### 課題文

____

KW:薬物療法・特発性血小板減少性紫斑病・Idiopathic Thrombocytopenic Purpura・ITP・加味帰脾湯

Q:特発性血小板減少性紫斑病に加味帰脾湯が有効であるとされるが、そのような報告はされているのか

A:特発性血小板減少性紫斑病(Idiopathic Thrombocytopenic Purpura:ITP)は後天性の血小板減少症で、点状出血や紫斑など皮膚粘膜出血を伴う症状を示し、急性型と慢性型に分類され、6ヵ月以内に自然緩解する病型は急性型、それ以後も血小板減少が持続する病型は慢性型に分類される。

急性型は小児に多く見られ、ウイルス感染を主とする先行感染を伴うことが多い。一方、慢性型は成人に多く、一般的にITPといえば慢性型を指しているとする報告がされている。

ITPの標準治療は副腎皮質ステロイド剤投与及び摘脾である。

ITPに効果があるとして報告されている漢方製剤は、柴苓湯、小柴胡湯、補中益気湯、帰脾湯、加味帰脾湯などである。

このうち柴苓湯、小柴胡湯では一定の症例数を纏めた報告がされている。しかし、これらの漢方製剤の薬理作用は十分に解明されておらず、ITP患者に対する作用機序についても不明である。

中山らは、各種治療に抵抗性の慢性ITPに対して、補中益気湯、柴苓湯、人参養栄湯、加味帰脾湯の4製剤を選び、その有効性について検討した結果、30%の症例がいずれかの漢方製剤に反応したと報告している [中山志郎・他:特発性血小板減少性紫斑病(ITP)の漢方治療;現代東洋医学<臨増>12:160-163(1991)]。

____

### 抽出情報
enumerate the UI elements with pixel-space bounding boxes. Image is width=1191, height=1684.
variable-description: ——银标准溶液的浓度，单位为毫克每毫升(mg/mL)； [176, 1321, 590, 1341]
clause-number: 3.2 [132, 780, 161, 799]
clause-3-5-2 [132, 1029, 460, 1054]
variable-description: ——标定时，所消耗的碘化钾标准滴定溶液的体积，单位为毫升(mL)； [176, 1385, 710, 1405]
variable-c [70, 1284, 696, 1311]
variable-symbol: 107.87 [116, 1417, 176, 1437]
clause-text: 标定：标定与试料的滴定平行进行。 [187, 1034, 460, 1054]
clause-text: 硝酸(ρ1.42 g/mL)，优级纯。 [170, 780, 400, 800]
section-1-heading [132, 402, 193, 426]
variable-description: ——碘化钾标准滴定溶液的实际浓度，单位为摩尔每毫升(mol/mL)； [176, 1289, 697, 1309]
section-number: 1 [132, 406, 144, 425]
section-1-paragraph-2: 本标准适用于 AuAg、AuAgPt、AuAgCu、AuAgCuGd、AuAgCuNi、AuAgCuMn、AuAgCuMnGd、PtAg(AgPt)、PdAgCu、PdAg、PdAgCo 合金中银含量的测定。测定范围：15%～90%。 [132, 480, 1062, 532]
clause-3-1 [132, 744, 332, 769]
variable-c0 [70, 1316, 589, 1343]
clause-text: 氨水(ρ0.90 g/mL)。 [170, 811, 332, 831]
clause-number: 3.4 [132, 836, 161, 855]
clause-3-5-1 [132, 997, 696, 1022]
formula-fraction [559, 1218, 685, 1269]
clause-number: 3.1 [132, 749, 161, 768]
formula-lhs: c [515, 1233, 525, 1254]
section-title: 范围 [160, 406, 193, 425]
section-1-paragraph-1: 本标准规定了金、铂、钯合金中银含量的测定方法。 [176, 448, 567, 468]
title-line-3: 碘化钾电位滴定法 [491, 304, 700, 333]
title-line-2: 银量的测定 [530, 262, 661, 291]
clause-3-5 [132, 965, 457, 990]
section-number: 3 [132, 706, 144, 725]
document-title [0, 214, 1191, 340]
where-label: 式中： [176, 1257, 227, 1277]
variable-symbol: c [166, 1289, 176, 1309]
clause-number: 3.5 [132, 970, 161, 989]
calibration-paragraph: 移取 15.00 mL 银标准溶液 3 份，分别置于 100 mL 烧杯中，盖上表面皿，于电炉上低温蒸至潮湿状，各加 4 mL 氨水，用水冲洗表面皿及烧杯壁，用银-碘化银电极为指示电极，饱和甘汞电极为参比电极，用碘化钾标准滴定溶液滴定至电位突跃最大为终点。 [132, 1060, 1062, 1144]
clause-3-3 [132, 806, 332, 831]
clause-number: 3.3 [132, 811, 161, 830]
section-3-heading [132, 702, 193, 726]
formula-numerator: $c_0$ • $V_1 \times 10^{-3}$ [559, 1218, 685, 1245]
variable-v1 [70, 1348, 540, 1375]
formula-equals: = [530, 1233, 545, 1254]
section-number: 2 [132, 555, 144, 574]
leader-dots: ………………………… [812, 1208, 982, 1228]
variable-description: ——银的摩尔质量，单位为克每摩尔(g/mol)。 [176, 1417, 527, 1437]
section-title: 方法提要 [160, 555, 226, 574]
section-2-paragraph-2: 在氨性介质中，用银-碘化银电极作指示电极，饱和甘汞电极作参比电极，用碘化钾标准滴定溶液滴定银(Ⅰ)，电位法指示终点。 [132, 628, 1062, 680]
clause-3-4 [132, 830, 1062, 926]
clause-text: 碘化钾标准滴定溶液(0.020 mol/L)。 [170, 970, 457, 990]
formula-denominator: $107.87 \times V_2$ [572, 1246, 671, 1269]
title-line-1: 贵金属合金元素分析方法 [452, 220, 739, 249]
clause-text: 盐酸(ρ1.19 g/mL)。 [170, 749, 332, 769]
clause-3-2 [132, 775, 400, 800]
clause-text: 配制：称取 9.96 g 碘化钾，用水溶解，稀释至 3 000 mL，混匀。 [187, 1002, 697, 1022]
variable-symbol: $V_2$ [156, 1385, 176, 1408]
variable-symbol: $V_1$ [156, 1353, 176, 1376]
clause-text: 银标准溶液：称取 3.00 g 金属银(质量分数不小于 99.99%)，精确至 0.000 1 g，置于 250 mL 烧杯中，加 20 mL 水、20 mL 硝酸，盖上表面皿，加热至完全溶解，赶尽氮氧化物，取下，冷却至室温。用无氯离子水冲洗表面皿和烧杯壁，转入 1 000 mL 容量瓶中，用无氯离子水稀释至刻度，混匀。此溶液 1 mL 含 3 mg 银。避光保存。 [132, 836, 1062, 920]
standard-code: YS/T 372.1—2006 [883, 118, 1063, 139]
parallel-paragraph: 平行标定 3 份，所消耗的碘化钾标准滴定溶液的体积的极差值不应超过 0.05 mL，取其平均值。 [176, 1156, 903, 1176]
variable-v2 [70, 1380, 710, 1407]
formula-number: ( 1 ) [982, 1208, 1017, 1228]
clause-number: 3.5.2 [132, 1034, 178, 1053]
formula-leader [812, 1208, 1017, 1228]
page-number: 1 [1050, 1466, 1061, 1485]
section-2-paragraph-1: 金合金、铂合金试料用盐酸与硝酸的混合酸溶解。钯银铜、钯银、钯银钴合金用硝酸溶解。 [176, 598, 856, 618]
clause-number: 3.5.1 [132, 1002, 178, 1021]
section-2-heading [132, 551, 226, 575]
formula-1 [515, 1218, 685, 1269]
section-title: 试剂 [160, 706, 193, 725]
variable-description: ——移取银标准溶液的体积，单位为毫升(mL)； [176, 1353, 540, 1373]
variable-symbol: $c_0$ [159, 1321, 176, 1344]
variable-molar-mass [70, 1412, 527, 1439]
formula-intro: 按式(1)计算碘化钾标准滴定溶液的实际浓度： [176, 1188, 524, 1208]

____

### 取り組む問題
(A) 課題文によると、ITPの標準治療とされているものは何か。
(B) 課題文の「急性型は小児に多く見られ、ウイルス感染を主とする先行感染を伴うことが多い。」という一文を英語に訳しなさい。
(C) 課題文のうち、「Q:特発性血小板減少性紫斑病」から「脾湯、加味帰脾湯などである。」に至るまでの部分を一字も変えずに書き写しなさい。

### 各問の解答
(A) 副腎皮質ステロイド剤投与及び摘脾である。

(B) The acute type is commonly seen in children and is often accompanied by a preceding infection, mainly a viral infection.

(C)
Q:特発性血小板減少性紫斑病に加味帰脾湯が有効であるとされるが、そのような報告はされているのか

A:特発性血小板減少性紫斑病(Idiopathic Thrombocytopenic Purpura:ITP)は後天性の血小板減少症で、点状出血や紫斑など皮膚粘膜出血を伴う症状を示し、急性型と慢性型に分類され、6ヵ月以内に自然緩解する病型は急性型、それ以後も血小板減少が持続する病型は慢性型に分類される。

急性型は小児に多く見られ、ウイルス感染を主とする先行感染を伴うことが多い。一方、慢性型は成人に多く、一般的にITPといえば慢性型を指しているとする報告がされている。

ITPの標準治療は副腎皮質ステロイド剤投与及び摘脾である。

ITPに効果があるとして報告されている漢方製剤は、柴苓湯、小柴胡湯、補中益気湯、帰脾湯、加味帰脾湯などである。